[Stored entries]
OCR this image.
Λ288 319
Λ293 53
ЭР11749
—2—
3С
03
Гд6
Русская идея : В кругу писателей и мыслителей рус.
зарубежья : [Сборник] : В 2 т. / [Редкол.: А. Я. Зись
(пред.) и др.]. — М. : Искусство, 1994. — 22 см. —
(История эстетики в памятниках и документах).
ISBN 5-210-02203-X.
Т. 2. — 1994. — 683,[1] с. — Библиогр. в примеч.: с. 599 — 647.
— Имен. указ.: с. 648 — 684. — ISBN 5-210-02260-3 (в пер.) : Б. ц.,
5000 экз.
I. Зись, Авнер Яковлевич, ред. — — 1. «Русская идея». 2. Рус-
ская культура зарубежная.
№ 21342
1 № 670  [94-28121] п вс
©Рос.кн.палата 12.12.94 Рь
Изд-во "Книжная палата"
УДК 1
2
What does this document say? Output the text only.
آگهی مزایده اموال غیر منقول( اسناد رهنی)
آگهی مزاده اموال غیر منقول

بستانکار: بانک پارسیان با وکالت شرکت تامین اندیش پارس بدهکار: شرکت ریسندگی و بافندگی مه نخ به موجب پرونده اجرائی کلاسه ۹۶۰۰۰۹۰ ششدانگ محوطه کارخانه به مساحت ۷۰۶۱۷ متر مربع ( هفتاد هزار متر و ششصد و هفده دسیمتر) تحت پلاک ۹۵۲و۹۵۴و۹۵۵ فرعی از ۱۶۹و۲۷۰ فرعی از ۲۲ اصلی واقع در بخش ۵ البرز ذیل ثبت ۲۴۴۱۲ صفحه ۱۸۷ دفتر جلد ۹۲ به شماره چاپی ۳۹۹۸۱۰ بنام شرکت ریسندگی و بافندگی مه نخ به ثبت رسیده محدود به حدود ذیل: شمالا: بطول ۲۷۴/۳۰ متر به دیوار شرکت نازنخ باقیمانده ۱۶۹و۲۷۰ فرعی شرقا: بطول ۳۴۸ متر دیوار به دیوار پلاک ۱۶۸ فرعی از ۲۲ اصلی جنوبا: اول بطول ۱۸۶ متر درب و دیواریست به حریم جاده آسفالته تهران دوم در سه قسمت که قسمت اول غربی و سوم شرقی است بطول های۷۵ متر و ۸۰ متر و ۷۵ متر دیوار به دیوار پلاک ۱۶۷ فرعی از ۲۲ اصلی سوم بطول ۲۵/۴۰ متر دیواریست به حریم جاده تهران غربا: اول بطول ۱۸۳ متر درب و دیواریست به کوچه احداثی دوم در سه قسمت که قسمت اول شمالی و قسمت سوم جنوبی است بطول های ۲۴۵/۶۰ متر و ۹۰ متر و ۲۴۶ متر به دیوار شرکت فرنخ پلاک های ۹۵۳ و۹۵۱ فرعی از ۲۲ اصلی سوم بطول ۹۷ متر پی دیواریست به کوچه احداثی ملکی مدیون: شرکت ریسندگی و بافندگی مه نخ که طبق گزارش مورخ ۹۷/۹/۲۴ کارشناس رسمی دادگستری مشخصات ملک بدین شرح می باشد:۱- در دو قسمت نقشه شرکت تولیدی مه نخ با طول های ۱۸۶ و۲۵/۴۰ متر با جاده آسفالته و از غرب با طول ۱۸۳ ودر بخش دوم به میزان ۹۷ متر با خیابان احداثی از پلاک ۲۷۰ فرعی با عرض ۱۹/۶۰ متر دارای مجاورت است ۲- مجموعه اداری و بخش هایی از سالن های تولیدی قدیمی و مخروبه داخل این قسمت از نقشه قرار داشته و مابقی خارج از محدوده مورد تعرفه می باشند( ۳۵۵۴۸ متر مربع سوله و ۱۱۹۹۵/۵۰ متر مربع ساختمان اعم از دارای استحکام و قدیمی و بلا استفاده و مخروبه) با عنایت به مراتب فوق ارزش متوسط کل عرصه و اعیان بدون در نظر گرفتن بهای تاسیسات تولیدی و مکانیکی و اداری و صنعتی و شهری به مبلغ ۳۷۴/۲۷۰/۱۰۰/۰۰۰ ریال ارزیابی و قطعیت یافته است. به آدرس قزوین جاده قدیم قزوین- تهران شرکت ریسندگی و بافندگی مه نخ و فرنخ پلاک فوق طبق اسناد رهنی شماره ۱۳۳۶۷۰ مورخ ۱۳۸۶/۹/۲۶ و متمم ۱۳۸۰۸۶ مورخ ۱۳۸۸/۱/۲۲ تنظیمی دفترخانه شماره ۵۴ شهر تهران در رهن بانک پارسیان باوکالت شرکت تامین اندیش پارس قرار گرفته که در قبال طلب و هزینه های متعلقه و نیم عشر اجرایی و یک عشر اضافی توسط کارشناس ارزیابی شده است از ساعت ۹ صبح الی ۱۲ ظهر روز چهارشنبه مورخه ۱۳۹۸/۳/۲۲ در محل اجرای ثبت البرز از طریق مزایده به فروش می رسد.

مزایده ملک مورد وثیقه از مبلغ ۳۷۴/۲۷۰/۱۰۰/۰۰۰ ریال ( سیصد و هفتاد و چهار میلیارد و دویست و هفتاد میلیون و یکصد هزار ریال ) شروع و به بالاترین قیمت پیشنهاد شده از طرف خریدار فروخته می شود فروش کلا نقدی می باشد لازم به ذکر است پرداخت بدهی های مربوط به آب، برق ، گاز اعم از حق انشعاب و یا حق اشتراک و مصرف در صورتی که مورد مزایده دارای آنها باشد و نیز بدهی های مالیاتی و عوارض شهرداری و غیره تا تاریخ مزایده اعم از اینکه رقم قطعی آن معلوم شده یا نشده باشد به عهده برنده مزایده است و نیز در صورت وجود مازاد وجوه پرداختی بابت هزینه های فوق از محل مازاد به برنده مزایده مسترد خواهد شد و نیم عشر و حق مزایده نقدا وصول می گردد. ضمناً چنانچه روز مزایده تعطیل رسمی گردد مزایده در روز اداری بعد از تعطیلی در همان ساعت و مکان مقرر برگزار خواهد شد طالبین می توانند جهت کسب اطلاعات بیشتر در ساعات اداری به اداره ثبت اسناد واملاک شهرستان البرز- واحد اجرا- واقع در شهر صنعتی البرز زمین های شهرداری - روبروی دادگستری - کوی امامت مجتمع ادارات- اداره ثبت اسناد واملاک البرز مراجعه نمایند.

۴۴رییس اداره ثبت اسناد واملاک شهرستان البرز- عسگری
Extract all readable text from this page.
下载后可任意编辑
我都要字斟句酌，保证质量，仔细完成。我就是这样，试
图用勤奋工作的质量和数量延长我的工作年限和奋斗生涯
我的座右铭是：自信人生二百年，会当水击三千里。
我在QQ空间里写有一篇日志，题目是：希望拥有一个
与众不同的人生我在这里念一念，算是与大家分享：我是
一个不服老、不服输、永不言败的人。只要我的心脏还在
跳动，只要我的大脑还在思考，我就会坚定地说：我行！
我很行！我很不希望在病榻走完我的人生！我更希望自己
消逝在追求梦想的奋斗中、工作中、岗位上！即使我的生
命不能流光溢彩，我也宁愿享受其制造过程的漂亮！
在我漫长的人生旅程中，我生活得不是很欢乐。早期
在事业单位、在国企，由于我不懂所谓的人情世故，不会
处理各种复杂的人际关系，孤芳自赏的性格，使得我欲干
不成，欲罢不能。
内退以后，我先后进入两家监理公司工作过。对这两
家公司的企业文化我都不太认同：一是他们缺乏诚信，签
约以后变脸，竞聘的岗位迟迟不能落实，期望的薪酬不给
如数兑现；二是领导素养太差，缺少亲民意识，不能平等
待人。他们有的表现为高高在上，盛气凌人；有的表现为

- _GOAL_
Copy whichever lines in the listing above contain the word "палата".

- _SOLVED PROBLEM_
©Рос.кн.палата 12.12.94 Рь
Изд-во "Книжная палата"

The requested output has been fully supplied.